>> BEGIN SUPPLIED TEXT

Skip to content

KV Caching

📦1. Self Attention Recap

Given hidden states \(X \in \mathbb{R}^{T \times d}\):

\[ Q = XW_Q,\quad K = XW_K,\quad V = XW_V \]

Per head attention:

\[ \text{Attn}(Q, K, V) = \text{softmax}\left(\frac{QK^T}{\sqrt{d_h}}\right)V \]

Autoregressive decoding generates one token at a time with causal masking.


📦2. Why KV Cache Is Needed

At decoding step \(t\), keys and values for tokens \(1 \ldots t-1\) are unchanged but would be recomputed without caching.

This repeated computation dominates inference latency and wastes FLOPs.


📦3. KV Cache Mechanism

For each transformer layer \(\ell\):

\[ \text{KVCache}_\ell = \{K_\ell^{1:t}, V_\ell^{1:t}\} \]

At decoding step \(t\):

  • Compute \(Q_t, K_t, V_t\)
  • Append \(K_t, V_t\) to the cache
  • Attend over all cached keys and values
\[ \text{Attn}_t = \text{softmax}\left(\frac{Q_t K_{1:t}^T}{\sqrt{d_h}}\right)V_{1:t} \]

Only the current token requires new computation.


📦4. Toy Example

Prompt: "I like neural"

Step 1: generate "networks"

  • Compute and cache keys and values for the prompt
  • Attend to all cached tokens

Step 2: generate "models"

>> END SUPPLIED TEXT

• **COMPLETE THE FOLLOWING**:
**a.** Do these statements agree with the KV caching page? Answer yes or no for each, and quote the words of the page that decide it.
(i) With a KV cache, keys and values for earlier tokens are recomputed at every decoding step.
(ii) A separate cache is kept for each transformer layer.
(iii) Autoregressive decoding produces several tokens at once.
**b.** How would the KV caching page go on from its last line? Continue it.

>> BEGIN DATA PROVIDED

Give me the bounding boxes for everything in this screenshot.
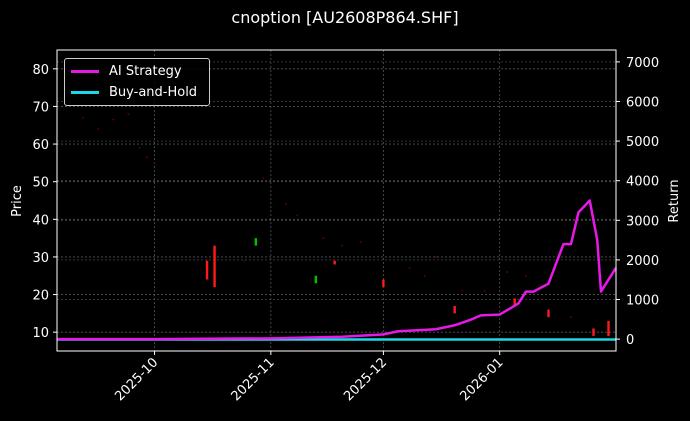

>> END DATA PROVIDED

• **EXPECTED RESPONSES**:
**a.**
(i) No: "Only the current token requires new computation."
(ii) Yes: "For each transformer layer"
(iii) No: "Autoregressive decoding generates one token at a time with causal masking."

**b.**
  • Reuse cached keys and values
  • Compute keys and values only for "networks"

Previously generated tokens are never recomputed.


📦5. Complexity Analysis

Notation

  • \(T\): number of generated tokens
  • \(L\): number of transformer layers
  • \(H\): number of attention heads
  • \(d_h\): head dimension

Without KV Cache

At each decoding step, attention is recomputed for all previous tokens:

\[ O(L \cdot H \cdot d_h \cdot T^3) \]

With KV Cache

Only attention against cached keys and values is computed:

\[ O(L \cdot H \cdot d_h \cdot T^2) \]

KV caching removes one full factor of \(T\) from decoding complexity.


📦6. Memory Cost

Each layer stores:

\[ K, V \in \mathbb{R}^{H \times T \times d_h} \]

Total KV cache memory across all layers:

\[ O(L \cdot H \cdot T \cdot d_h) \]

For long context inference, KV cache memory is often the dominant bottleneck.

📦7. Inference v/s Training Usage

7.1 During Inference

This is the most common and important usage.

Inference Workflow

  • Encode prompt
  • Initialize empty KV cache per layer
  • For each generated token:
    • Compute \(Q_t, K_t, V_t\)
    • Append \(K_t, V_t\) to cache
  • Compute attention using cached tensors

Practical Benefits

  • Faster decoding
  • Lower FLOPs
  • Enables long context generation
  • Essential for streaming and chat systems

7.2 During Training

KV caching is not used in standard full sequence training.

Why?

  • Training processes full sequences in parallel
  • All tokens attend to each other simultaneously
  • No repeated computation across steps

📦8. Scaling KV Cache for Long Context

Long context inference is primarily limited by KV cache memory, which grows linearly with sequence length.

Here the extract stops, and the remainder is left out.